> _RECORDS TO USE_:

━━━━━━━━━━━━━━━━━━━━

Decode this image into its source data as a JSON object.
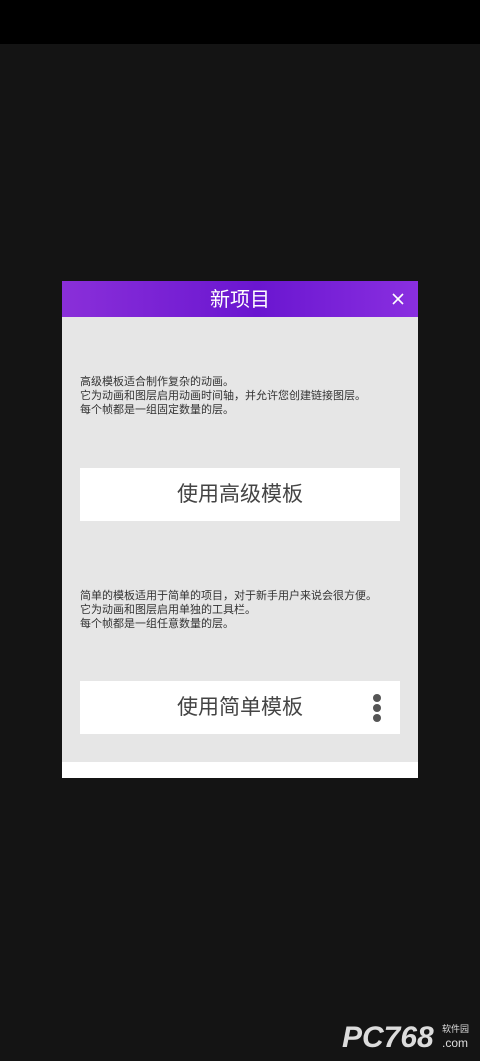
{
  "dialog": {
    "title": "新项目",
    "advanced": {
      "description_lines": [
        "高级模板适合制作复杂的动画。",
        "它为动画和图层启用动画时间轴，并允许您创建链接图层。",
        "每个帧都是一组固定数量的层。"
      ],
      "button_label": "使用高级模板"
    },
    "simple": {
      "description_lines": [
        "简单的模板适用于简单的项目，对于新手用户来说会很方便。",
        "它为动画和图层启用单独的工具栏。",
        "每个帧都是一组任意数量的层。"
      ],
      "button_label": "使用简单模板"
    }
  },
  "icons": {
    "close": "close-icon",
    "more": "more-vertical-icon"
  },
  "watermark": {
    "logo_text": "PC768",
    "sub_text": ".com",
    "tag_text": "软件园"
  },
  "colors": {
    "header_gradient_start": "#8a2fd9",
    "header_gradient_mid": "#6a16d0",
    "dialog_bg": "#e6e6e6",
    "page_bg": "#141414",
    "button_bg": "#ffffff"
  }
}
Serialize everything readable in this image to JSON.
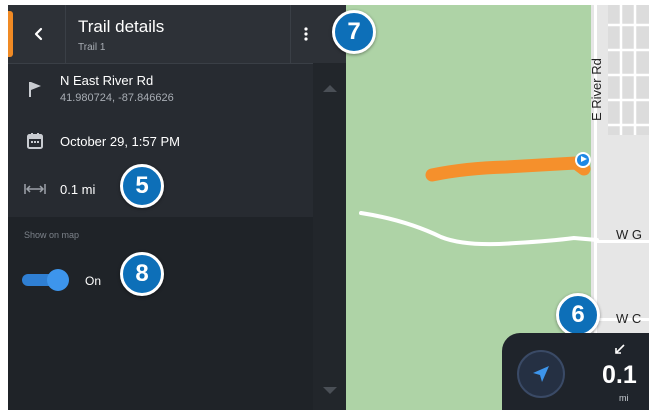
{
  "header": {
    "title": "Trail details",
    "subtitle": "Trail 1"
  },
  "details": {
    "location_name": "N East River Rd",
    "coordinates": "41.980724, -87.846626",
    "date": "October 29, 1:57 PM",
    "distance": "0.1 mi"
  },
  "show_on_map": {
    "label": "Show on map",
    "state": "On",
    "enabled": true
  },
  "map": {
    "street_vertical": "E River Rd",
    "street_1": "W G",
    "street_2": "W C",
    "trail_color": "#f5902c",
    "park_color": "#aed3a6"
  },
  "badges": {
    "more": "7",
    "distance": "5",
    "toggle": "8",
    "nav": "6"
  },
  "nav_widget": {
    "distance_value": "0.1",
    "distance_unit": "mi"
  },
  "colors": {
    "accent": "#f08a24",
    "toggle": "#3d95ec",
    "badge": "#0d6fb8"
  }
}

━━━━━━━━━━━━━━━━━━━━

> _GOAL_: Quote only the lines that start at the line holding "Serialize everything readable" and end at the last line of the entries, including both of those lines, and omit every picture.

> _OUTPUT BELOW_:
Serialize everything readable in this image to JSON.
{
  "header": {
    "title": "Trail details",
    "subtitle": "Trail 1"
  },
  "details": {
    "location_name": "N East River Rd",
    "coordinates": "41.980724, -87.846626",
    "date": "October 29, 1:57 PM",
    "distance": "0.1 mi"
  },
  "show_on_map": {
    "label": "Show on map",
    "state": "On",
    "enabled": true
  },
  "map": {
    "street_vertical": "E River Rd",
    "street_1": "W G",
    "street_2": "W C",
    "trail_color": "#f5902c",
    "park_color": "#aed3a6"
  },
  "badges": {
    "more": "7",
    "distance": "5",
    "toggle": "8",
    "nav": "6"
  },
  "nav_widget": {
    "distance_value": "0.1",
    "distance_unit": "mi"
  },
  "colors": {
    "accent": "#f08a24",
    "toggle": "#3d95ec",
    "badge": "#0d6fb8"
  }
}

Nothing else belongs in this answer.